● Short exercise
Copy the listing word for word from its first line through the line containing "spiral-binding bbox=[1078, 0, 2203, 34]", including both of those lines.

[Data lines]
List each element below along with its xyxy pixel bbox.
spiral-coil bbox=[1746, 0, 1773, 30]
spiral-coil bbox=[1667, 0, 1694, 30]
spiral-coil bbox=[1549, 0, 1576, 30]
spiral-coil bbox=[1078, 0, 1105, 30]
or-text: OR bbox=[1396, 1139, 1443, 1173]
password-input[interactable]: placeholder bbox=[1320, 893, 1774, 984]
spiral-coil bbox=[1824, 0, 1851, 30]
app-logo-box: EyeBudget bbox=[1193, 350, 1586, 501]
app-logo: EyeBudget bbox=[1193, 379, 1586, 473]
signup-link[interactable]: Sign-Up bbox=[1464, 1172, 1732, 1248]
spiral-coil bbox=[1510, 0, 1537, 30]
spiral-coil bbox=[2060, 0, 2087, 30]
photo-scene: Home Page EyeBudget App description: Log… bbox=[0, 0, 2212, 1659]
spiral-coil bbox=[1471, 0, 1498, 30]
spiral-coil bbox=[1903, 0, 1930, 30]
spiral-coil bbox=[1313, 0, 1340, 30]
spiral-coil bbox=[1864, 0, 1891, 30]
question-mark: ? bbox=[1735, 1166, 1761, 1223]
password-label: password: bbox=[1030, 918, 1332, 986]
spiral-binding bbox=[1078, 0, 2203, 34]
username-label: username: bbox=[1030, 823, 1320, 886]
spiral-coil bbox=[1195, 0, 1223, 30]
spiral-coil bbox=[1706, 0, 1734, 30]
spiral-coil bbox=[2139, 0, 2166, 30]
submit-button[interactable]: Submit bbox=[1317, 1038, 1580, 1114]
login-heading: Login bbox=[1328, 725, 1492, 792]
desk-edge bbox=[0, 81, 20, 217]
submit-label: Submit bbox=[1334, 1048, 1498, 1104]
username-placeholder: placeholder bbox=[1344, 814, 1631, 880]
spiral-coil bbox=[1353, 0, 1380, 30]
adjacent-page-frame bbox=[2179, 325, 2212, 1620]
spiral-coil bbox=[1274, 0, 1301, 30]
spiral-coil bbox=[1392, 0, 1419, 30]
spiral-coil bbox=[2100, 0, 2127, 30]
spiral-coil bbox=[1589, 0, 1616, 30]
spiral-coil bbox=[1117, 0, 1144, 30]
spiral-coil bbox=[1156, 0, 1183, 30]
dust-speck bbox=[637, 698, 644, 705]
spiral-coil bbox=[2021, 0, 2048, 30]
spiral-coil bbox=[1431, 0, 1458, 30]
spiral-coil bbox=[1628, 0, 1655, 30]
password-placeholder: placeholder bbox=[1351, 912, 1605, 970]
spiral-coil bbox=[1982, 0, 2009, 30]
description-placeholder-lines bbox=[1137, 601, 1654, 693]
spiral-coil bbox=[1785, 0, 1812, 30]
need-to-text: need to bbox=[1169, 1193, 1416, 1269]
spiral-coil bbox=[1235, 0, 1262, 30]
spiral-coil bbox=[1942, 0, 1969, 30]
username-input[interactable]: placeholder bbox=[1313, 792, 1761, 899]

● Task output
List each element below along with its xyxy pixel bbox.
spiral-coil bbox=[1746, 0, 1773, 30]
spiral-coil bbox=[1667, 0, 1694, 30]
spiral-coil bbox=[1549, 0, 1576, 30]
spiral-coil bbox=[1078, 0, 1105, 30]
or-text: OR bbox=[1396, 1139, 1443, 1173]
password-input[interactable]: placeholder bbox=[1320, 893, 1774, 984]
spiral-coil bbox=[1824, 0, 1851, 30]
app-logo-box: EyeBudget bbox=[1193, 350, 1586, 501]
app-logo: EyeBudget bbox=[1193, 379, 1586, 473]
signup-link[interactable]: Sign-Up bbox=[1464, 1172, 1732, 1248]
spiral-coil bbox=[1510, 0, 1537, 30]
spiral-coil bbox=[2060, 0, 2087, 30]
photo-scene: Home Page EyeBudget App description: Log… bbox=[0, 0, 2212, 1659]
spiral-coil bbox=[1471, 0, 1498, 30]
spiral-coil bbox=[1903, 0, 1930, 30]
spiral-coil bbox=[1313, 0, 1340, 30]
spiral-coil bbox=[1864, 0, 1891, 30]
question-mark: ? bbox=[1735, 1166, 1761, 1223]
password-label: password: bbox=[1030, 918, 1332, 986]
spiral-binding bbox=[1078, 0, 2203, 34]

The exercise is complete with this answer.